▸ **YOUR GOAL**: Provide an exact transcription of all the records.

▸ **DATA ROWS**:
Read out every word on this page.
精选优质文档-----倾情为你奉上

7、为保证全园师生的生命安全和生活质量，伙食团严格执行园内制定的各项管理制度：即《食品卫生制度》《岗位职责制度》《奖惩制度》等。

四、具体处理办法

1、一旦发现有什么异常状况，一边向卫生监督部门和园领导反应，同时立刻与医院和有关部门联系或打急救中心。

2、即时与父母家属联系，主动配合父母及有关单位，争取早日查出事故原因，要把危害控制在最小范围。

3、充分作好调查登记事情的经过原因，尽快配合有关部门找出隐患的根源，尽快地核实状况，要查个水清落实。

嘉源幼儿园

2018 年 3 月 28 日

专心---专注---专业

▸ **EXERCISE RESPONSE**:
Read out every word on this page.
精选优质文档-----倾情为你奉上

7、为保证全园师生的生命安全和生活质量，伙食团严格执行园内制定的各项管理制度：即《食品卫生制度》《岗位职责制度》《奖惩制度》等。

四、具体处理办法

1、一旦发现有什么异常状况，一边向卫生监督部门和园领导反应，同时立刻与医院和有关部门联系或打急救中心。

2、即时与父母家属联系，主动配合父母及有关单位，争取早日查出事故原因，要把危害控制在最小范围。

3、充分作好调查登记事情的经过原因，尽快配合有关部门找出隐患的根源，尽快地核实状况，要查个水清落实。

嘉源幼儿园

2018 年 3 月 28 日

专心---专注---专业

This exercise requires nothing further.